--- START INPUT RECORDS ---

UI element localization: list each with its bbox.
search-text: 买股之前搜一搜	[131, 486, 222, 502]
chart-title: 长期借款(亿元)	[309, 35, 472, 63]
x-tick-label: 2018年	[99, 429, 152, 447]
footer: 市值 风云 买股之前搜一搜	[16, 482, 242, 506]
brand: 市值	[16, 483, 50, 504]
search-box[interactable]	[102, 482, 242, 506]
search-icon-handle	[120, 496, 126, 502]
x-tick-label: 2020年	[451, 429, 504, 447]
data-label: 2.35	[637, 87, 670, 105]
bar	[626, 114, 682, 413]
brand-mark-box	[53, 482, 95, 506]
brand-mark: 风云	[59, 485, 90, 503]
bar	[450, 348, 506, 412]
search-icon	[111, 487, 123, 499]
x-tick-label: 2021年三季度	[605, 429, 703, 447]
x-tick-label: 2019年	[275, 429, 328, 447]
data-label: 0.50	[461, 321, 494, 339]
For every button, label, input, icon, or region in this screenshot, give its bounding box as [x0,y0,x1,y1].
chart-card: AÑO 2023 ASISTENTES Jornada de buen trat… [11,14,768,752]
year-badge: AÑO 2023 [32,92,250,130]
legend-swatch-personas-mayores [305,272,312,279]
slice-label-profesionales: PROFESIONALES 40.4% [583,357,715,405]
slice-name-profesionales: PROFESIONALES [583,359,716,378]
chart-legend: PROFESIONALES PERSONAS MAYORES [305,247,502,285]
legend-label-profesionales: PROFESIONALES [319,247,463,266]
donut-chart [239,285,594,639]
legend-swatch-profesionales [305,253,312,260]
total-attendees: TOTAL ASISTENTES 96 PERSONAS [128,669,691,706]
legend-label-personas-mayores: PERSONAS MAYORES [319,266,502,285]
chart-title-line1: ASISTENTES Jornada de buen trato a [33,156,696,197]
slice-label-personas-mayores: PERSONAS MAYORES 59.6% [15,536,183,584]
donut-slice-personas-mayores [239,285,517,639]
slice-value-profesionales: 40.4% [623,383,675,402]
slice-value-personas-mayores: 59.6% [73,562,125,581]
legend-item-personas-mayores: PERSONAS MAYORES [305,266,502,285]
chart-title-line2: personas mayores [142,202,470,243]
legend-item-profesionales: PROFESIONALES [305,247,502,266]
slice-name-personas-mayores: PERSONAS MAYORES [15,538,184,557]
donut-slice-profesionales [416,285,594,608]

--- END INPUT RECORDS ---

## EXERCISE PROMPT
Rewrite the rows as a numbered list, from the first row through the one containing "482, 95, 506]", both included, and omit any blank lines.

## WRITTEN RESPONSE
1. UI element localization: list each with its bbox.
2. search-text: 买股之前搜一搜	[131, 486, 222, 502]
3. chart-title: 长期借款(亿元)	[309, 35, 472, 63]
4. x-tick-label: 2018年	[99, 429, 152, 447]
5. footer: 市值 风云 买股之前搜一搜	[16, 482, 242, 506]
6. brand: 市值	[16, 483, 50, 504]
7. search-box[interactable]	[102, 482, 242, 506]
8. search-icon-handle	[120, 496, 126, 502]
9. x-tick-label: 2020年	[451, 429, 504, 447]
10. data-label: 2.35	[637, 87, 670, 105]
11. bar	[626, 114, 682, 413]
12. brand-mark-box	[53, 482, 95, 506]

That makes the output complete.